> **Problems to solve**
1/ Decide whether each statement below agrees with the forum post about setting up a RAG corpus in Vertex AI. Answer yes or no for each, and quote the words of the post that decide it.
(a) The second attempt created the corpus.
(b) Using text-embedding-003 instead of 005 fixed the problem.
(c) The API call in the first attempt partly succeeded.
2/ According to the forum post about setting up a RAG corpus in Vertex AI, in what status does the corpus from the second attempt remain stuck?
3/ Write out the part of the forum post about setting up a RAG corpus in Vertex AI from "Second attempt - Empty" up to and including "never becomes ready.".

*** Opening of Passage ***

I’m having trouble setting up a RAG corpus in GCP Vertex AI and connecting it to vector search. I’ve tried several different methods but keep running into problems.
First attempt - Can’t create corpus with vector search details:
{
"name": "Document corpus",
"info": "Corpus for document retrieval with vector search",
"vectorConfig": {
"vertexVectorSearch": {
"searchIndex": "projects/my-project/locations/us-central1/indexes/doc-index-123",
"endpointPath": "projects/my-project/locations/us-central1/indexEndpoints/endpoint-456"
},
"embeddingConfig": {
"vertexEndpoint": {
"modelPath": "projects/my-project/locations/us-central1/publishers/google/models/text-embedding-005"
}
}
}
}
This should work but the API call fails completely.
Second attempt - Empty vector search config:
{
"name": "Document corpus",
"info": "Corpus for document retrieval",
"vectorConfig": {
"vertexVectorSearch": {},
"embeddingConfig": {
"vertexEndpoint": {
"modelPath": "projects/my-project/locations/us-central1/publishers/google/models/text-embedding-005"
}
}
}
}
This creates the corpus but it gets stuck in INITIALIZATION status and never becomes ready.
Third attempt - Different embedding model:
I also tried using text-embedding-003 instead of 005 but that didn’t help either.
Has anyone successfully created a RAG corpus with vector search? What am I missing here?

*** Close of Passage ***
*** Opening of Dataset excerpts ***

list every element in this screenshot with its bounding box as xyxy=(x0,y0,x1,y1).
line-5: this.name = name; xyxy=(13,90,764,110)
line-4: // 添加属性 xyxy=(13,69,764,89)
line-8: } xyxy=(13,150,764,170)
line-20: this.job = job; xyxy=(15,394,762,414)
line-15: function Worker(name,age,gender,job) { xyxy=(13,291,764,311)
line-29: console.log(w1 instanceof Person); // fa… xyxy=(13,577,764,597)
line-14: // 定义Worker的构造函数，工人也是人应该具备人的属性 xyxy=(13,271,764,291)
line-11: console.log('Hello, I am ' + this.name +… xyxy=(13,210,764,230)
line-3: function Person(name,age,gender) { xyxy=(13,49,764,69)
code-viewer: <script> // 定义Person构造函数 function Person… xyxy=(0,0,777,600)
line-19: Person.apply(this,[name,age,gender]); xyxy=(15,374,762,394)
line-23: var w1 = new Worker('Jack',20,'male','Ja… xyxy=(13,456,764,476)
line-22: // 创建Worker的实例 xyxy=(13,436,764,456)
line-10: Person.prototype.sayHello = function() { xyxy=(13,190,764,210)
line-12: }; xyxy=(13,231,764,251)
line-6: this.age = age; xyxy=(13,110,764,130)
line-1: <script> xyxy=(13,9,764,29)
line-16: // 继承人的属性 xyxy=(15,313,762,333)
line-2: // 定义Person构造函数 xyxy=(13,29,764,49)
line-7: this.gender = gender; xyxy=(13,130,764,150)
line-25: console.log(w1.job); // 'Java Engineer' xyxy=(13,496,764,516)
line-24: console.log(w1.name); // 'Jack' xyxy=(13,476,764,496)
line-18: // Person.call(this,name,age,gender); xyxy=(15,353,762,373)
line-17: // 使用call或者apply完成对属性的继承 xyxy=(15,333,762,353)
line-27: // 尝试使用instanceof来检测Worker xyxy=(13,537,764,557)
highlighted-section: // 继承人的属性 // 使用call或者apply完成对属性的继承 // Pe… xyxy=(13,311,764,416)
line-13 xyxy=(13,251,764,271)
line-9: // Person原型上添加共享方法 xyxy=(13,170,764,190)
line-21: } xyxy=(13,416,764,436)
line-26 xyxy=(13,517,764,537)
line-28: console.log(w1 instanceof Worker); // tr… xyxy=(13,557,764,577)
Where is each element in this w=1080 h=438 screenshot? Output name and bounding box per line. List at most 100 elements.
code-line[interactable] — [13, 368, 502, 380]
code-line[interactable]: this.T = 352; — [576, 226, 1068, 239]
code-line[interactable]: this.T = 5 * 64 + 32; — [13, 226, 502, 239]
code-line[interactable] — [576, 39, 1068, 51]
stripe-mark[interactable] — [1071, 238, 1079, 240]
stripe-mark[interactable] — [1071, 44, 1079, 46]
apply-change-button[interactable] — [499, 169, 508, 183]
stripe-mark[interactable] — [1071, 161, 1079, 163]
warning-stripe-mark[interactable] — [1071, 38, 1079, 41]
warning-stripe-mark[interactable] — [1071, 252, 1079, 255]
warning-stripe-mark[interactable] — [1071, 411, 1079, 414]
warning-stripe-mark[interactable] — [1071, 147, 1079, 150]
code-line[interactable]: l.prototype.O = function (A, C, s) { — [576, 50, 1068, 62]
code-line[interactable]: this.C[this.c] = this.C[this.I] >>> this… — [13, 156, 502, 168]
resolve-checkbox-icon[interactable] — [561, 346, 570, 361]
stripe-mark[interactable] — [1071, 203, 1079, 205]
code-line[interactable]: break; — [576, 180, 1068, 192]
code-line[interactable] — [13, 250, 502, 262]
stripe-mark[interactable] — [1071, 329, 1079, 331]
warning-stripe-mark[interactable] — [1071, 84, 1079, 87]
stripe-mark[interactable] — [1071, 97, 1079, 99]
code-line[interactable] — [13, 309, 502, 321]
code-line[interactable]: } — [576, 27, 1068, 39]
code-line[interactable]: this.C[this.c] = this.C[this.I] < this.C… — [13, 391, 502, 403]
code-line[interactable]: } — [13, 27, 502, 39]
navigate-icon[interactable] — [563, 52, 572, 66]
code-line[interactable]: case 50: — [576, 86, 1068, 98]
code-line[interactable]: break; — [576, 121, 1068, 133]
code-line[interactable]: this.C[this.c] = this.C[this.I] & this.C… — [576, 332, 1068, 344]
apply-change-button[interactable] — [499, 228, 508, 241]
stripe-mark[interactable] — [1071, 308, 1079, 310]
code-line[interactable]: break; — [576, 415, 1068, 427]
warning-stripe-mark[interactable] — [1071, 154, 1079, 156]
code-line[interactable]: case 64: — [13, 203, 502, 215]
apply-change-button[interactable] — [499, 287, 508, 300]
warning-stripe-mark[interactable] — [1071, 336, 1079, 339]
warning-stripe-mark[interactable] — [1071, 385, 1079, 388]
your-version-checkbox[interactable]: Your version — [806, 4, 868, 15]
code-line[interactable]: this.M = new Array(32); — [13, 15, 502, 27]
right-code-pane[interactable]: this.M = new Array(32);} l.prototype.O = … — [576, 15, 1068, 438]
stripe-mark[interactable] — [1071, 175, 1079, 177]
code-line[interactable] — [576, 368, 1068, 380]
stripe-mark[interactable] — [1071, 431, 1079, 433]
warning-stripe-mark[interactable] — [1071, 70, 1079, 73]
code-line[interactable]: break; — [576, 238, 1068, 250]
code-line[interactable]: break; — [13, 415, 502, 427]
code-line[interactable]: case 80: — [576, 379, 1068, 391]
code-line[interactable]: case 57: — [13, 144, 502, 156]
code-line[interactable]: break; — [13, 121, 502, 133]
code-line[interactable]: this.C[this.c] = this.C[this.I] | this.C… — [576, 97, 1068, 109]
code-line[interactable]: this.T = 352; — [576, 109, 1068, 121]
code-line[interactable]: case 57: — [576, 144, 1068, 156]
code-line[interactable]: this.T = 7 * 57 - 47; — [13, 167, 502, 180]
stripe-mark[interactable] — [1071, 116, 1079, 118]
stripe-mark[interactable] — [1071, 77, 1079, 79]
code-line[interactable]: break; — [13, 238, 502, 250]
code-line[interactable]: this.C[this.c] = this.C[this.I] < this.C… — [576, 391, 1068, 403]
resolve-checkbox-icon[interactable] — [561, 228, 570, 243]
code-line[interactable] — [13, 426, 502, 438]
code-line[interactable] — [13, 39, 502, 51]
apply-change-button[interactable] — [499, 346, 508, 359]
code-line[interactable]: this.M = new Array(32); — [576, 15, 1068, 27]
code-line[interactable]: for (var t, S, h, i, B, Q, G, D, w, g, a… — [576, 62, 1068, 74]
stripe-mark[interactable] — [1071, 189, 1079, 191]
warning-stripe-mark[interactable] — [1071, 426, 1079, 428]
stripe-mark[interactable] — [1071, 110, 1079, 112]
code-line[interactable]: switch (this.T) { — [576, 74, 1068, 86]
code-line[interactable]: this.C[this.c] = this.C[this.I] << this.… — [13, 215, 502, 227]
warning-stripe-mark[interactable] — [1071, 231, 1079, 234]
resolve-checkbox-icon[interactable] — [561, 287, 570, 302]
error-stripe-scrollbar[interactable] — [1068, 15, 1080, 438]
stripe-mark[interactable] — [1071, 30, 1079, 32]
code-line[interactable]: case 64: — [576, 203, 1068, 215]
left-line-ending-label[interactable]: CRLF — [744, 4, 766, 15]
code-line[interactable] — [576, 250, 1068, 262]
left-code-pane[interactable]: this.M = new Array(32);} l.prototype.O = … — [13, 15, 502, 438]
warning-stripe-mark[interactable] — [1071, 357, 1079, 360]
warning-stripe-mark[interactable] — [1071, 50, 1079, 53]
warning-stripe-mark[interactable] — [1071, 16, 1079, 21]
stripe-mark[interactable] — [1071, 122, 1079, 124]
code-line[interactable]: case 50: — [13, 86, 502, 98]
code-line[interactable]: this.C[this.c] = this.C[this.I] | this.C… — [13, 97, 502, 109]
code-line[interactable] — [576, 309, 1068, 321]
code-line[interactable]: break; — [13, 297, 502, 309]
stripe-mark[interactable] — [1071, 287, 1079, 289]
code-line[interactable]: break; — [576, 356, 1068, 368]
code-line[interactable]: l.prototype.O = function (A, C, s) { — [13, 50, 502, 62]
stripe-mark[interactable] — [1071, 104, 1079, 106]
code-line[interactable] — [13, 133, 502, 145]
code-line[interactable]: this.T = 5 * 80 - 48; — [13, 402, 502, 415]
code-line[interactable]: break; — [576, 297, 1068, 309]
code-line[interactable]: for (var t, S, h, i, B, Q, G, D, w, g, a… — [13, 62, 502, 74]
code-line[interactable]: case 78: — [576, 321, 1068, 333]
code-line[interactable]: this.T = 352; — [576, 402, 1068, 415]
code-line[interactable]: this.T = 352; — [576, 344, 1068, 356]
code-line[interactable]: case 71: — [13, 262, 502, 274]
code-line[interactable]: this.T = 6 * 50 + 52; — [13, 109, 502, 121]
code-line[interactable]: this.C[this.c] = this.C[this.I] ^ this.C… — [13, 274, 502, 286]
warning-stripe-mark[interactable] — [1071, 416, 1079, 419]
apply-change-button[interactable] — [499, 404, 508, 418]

*** Close of Dataset excerpts ***

> **Answer list**
1/
(a) Yes: "This creates the corpus but it gets stuck in INITIALIZATION status and never becomes ready."
(b) No: "I also tried using text-embedding-003 instead of 005 but that didn’t help either."
(c) No: "This should work but the API call fails completely."

2/ INITIALIZATION status.

3/
Second attempt - Empty vector search config:
{
"name": "Document corpus",
"info": "Corpus for document retrieval",
"vectorConfig": {
"vertexVectorSearch": {},
"embeddingConfig": {
"vertexEndpoint": {
"modelPath": "projects/my-project/locations/us-central1/publishers/google/models/text-embedding-005"
}
}
}
}
This creates the corpus but it gets stuck in INITIALIZATION status and never becomes ready.